EXERCISE TASK: Scan the data beneath this task and copy each line that includes "interested".

# Start of MATERIAL TO PROCESS

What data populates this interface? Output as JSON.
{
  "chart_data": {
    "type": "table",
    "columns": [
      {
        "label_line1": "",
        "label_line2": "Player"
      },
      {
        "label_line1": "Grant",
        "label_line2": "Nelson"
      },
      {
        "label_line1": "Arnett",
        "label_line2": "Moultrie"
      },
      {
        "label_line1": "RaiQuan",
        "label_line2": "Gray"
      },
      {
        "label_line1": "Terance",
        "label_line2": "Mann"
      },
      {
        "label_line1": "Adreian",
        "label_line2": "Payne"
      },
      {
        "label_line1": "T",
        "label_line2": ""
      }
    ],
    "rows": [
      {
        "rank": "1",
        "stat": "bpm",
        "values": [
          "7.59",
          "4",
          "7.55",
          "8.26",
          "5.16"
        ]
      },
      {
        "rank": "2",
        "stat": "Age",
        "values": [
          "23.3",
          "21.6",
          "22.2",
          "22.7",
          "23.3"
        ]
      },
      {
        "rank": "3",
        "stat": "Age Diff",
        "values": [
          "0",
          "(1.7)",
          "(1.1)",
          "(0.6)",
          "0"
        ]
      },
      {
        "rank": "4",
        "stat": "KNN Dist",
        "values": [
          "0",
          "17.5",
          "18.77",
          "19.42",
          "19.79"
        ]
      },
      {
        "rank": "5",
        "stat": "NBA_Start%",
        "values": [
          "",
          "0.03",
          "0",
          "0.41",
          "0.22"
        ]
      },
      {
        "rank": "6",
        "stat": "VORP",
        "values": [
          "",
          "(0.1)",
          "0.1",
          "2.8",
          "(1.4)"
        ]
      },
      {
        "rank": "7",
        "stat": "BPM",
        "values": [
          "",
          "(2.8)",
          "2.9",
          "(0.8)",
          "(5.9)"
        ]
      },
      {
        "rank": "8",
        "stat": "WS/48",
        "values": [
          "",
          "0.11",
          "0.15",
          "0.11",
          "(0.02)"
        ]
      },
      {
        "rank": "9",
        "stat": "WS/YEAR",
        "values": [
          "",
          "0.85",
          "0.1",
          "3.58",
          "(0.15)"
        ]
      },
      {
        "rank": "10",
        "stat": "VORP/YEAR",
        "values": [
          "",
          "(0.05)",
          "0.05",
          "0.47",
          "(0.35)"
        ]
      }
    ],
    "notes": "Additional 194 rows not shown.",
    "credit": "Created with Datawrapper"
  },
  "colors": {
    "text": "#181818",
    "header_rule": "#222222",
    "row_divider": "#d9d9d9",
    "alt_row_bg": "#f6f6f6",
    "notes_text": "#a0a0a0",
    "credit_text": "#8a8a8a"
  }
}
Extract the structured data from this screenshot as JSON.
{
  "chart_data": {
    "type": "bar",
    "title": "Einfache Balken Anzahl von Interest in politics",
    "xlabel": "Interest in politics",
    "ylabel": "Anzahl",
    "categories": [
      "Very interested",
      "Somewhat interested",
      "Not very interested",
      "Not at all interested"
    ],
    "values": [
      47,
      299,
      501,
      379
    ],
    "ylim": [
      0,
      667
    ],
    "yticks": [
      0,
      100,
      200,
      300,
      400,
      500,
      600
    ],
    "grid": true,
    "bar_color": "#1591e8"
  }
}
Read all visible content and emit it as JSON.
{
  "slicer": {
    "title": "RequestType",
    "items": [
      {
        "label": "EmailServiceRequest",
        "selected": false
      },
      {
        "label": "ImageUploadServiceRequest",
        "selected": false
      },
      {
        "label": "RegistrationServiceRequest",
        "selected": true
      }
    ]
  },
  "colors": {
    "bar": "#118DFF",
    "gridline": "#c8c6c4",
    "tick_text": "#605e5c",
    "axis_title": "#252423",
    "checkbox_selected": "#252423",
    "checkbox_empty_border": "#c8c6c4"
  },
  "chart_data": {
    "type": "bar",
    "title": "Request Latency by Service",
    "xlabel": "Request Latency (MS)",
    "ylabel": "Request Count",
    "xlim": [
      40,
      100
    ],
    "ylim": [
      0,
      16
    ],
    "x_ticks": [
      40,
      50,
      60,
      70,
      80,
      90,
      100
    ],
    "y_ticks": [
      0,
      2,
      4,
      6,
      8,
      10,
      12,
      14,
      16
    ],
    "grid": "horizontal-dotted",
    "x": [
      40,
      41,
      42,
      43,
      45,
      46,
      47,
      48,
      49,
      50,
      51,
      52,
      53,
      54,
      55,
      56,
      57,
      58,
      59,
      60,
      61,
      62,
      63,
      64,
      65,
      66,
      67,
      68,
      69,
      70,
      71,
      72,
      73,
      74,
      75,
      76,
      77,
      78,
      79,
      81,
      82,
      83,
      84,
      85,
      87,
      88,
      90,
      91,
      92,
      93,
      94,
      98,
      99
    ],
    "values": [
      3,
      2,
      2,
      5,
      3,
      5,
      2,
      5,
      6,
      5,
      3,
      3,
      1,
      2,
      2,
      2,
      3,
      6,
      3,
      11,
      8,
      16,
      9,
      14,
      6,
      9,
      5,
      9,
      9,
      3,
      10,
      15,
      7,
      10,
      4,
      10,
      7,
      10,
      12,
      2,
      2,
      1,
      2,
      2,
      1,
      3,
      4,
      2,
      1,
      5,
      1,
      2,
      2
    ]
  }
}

# End of MATERIAL TO PROCESS

RESULT OF THIS EXERCISE:
      "Very interested",
      "Somewhat interested",
      "Not very interested",
      "Not at all interested"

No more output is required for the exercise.